→ **Task requirements**:
Every line holding the string "dysgeusia" should be copied out of the listing.

*** Data supplied ***

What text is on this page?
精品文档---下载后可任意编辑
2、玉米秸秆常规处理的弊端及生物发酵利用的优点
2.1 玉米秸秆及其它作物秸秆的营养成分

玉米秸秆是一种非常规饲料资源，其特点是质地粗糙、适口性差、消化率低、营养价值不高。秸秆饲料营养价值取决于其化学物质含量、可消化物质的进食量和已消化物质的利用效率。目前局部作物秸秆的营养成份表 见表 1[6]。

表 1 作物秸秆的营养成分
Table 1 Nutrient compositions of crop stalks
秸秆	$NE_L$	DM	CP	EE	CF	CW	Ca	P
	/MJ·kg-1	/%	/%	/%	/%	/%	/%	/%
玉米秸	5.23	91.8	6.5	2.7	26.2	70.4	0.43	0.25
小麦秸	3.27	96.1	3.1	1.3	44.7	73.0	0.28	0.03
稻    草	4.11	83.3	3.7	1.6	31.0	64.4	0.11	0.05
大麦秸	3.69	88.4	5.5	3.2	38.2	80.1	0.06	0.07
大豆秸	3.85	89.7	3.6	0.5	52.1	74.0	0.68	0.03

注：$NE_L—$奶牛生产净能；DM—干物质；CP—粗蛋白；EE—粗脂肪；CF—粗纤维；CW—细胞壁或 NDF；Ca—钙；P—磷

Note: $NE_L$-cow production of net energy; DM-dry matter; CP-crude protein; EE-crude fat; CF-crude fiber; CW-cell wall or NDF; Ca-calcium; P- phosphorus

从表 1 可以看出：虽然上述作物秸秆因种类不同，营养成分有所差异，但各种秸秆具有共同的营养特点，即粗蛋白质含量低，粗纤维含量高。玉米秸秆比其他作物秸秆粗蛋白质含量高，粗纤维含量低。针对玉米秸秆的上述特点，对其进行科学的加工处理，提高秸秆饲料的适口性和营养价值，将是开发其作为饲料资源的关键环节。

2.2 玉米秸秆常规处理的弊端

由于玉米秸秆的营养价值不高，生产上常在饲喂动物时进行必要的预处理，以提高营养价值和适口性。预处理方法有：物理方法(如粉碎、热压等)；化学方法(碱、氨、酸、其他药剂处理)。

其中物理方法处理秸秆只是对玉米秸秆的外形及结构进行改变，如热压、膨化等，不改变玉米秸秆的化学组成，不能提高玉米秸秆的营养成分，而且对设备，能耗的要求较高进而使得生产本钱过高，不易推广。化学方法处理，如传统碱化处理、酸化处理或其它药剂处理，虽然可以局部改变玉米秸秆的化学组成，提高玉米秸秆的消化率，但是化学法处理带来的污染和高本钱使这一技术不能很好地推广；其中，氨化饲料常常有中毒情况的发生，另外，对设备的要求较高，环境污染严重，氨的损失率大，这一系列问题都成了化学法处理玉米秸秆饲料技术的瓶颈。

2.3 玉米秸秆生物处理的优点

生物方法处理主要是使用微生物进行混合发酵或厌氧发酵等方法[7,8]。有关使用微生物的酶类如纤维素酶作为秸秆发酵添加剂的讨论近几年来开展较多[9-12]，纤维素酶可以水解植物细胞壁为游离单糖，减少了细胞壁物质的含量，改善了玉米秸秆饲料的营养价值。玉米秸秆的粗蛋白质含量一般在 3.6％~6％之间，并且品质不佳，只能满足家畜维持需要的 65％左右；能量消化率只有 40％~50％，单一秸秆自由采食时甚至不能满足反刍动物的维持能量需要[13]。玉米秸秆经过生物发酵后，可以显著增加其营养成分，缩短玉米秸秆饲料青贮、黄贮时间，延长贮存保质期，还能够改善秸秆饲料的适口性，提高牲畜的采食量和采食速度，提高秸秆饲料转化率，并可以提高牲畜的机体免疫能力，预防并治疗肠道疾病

*** End of Data supplied ***
*** Data supplied ***

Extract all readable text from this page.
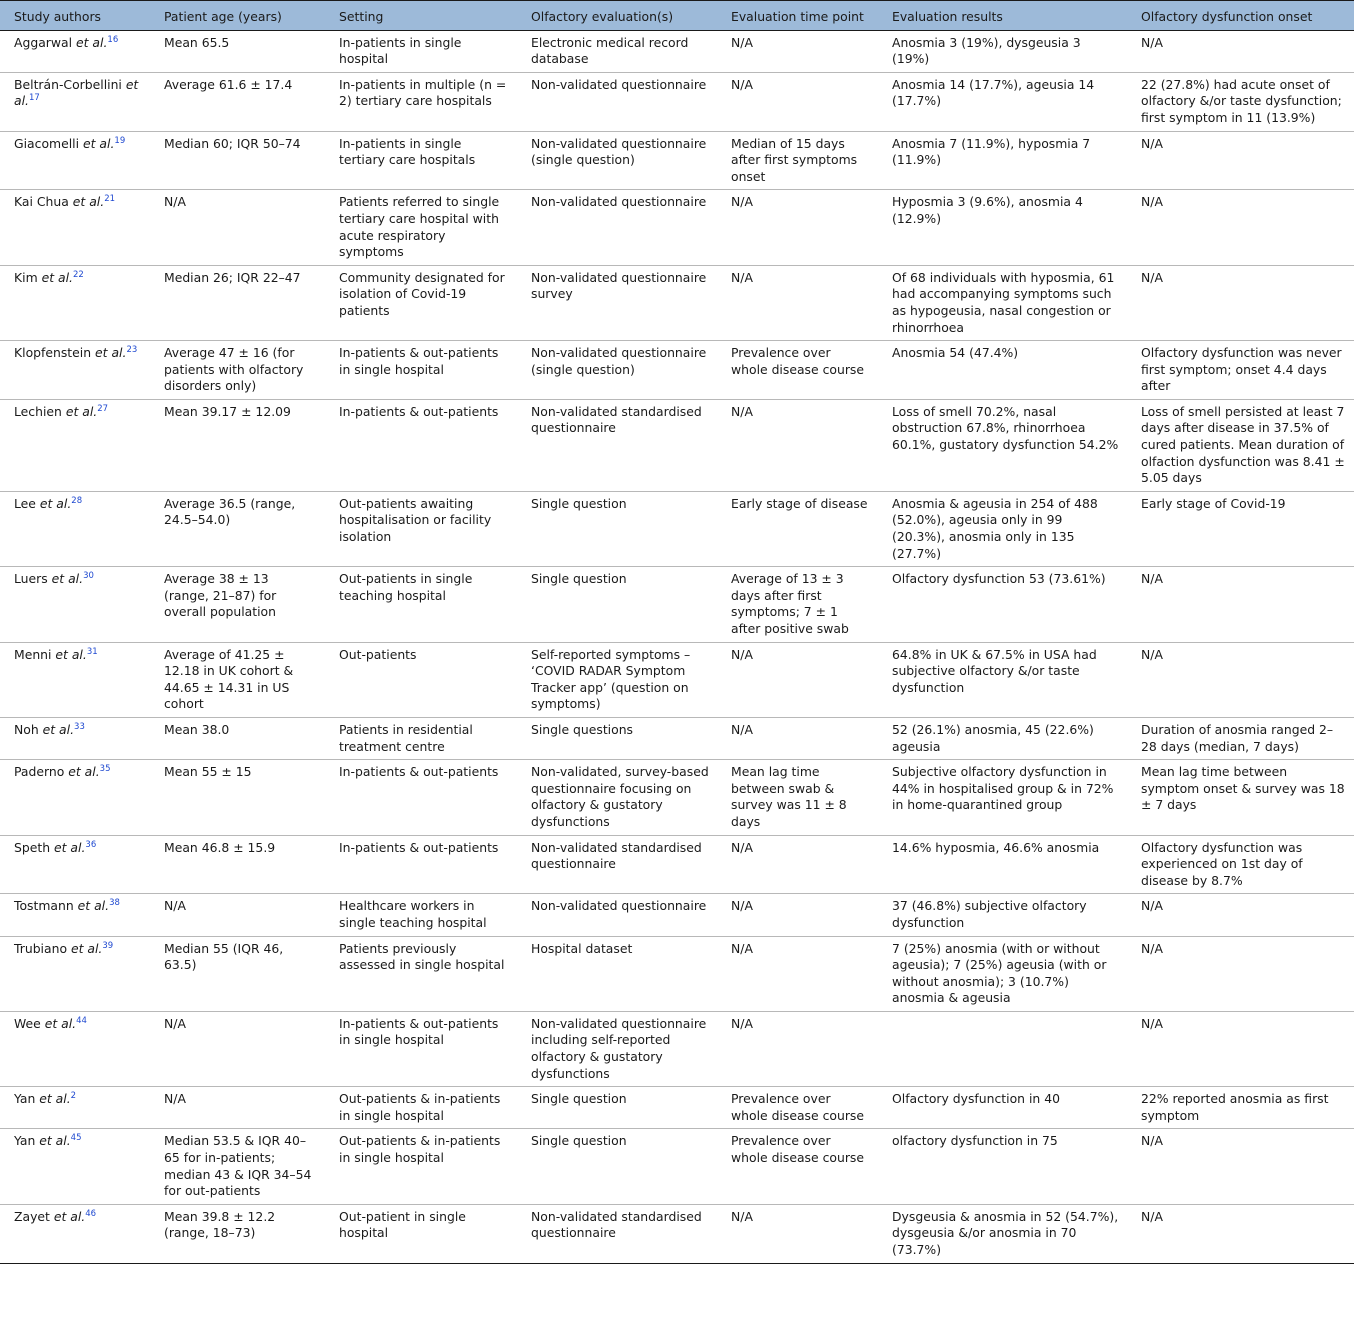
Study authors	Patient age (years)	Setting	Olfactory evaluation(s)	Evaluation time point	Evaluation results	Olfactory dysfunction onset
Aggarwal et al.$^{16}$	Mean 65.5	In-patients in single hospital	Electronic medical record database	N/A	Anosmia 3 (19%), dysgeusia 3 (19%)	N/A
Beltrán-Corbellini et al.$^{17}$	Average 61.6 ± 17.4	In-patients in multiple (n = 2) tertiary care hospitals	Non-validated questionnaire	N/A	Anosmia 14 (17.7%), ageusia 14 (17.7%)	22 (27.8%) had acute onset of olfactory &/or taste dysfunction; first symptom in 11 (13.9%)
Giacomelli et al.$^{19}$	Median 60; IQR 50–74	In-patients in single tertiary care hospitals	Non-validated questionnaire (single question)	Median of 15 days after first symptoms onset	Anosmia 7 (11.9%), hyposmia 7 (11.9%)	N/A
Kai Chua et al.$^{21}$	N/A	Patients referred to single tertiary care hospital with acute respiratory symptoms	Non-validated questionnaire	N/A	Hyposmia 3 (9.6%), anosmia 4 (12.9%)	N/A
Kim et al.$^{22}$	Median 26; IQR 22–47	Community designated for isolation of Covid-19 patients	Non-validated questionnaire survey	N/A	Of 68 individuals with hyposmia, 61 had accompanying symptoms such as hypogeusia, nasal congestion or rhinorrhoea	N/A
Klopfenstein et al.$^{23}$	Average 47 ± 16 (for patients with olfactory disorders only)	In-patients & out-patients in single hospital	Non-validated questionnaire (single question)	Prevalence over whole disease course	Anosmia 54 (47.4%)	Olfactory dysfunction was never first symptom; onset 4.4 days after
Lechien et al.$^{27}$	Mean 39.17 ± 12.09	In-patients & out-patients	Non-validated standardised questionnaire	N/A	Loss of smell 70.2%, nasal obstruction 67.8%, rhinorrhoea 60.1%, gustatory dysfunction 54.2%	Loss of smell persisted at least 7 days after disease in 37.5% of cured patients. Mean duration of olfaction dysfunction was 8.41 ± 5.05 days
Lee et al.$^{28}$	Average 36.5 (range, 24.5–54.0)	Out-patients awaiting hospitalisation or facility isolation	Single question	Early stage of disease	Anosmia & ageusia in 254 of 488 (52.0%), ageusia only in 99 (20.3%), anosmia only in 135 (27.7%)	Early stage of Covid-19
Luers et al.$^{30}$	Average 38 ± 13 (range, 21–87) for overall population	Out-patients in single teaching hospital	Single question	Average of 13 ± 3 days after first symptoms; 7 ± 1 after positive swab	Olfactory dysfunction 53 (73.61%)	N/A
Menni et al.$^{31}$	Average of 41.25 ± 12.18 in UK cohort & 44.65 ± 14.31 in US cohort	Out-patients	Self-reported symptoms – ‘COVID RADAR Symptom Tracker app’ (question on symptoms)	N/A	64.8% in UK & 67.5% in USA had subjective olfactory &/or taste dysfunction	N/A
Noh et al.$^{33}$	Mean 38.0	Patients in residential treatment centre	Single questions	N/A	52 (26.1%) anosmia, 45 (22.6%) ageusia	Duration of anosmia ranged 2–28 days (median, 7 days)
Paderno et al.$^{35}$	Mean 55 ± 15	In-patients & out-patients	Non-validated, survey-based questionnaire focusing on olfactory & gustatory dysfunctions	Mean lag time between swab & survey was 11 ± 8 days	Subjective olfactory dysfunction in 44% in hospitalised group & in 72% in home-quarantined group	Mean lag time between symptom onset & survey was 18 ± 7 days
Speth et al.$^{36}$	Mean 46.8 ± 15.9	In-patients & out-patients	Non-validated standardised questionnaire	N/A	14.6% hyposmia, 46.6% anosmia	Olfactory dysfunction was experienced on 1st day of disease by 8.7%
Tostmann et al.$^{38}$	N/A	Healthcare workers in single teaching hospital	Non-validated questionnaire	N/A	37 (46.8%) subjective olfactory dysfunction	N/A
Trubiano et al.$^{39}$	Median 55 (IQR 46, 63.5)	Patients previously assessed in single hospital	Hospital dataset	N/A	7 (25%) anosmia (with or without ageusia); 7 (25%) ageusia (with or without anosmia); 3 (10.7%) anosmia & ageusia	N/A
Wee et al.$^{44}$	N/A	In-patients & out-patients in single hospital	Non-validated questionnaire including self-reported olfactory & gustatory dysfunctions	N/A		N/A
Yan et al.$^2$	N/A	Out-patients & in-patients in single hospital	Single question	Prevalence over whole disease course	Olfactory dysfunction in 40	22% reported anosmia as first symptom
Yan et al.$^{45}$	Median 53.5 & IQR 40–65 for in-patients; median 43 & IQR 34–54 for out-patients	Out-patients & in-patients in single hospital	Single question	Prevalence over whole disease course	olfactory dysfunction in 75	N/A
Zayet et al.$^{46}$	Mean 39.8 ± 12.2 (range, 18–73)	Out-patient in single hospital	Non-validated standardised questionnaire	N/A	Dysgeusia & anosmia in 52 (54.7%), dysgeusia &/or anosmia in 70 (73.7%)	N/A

*** End of Data supplied ***

→ **Task result**:
Aggarwal et al.$^{16}$	Mean 65.5	In-patients in single hospital	Electronic medical record database	N/A	Anosmia 3 (19%), dysgeusia 3 (19%)	N/A
Zayet et al.$^{46}$	Mean 39.8 ± 12.2 (range, 18–73)	Out-patient in single hospital	Non-validated standardised questionnaire	N/A	Dysgeusia & anosmia in 52 (54.7%), dysgeusia &/or anosmia in 70 (73.7%)	N/A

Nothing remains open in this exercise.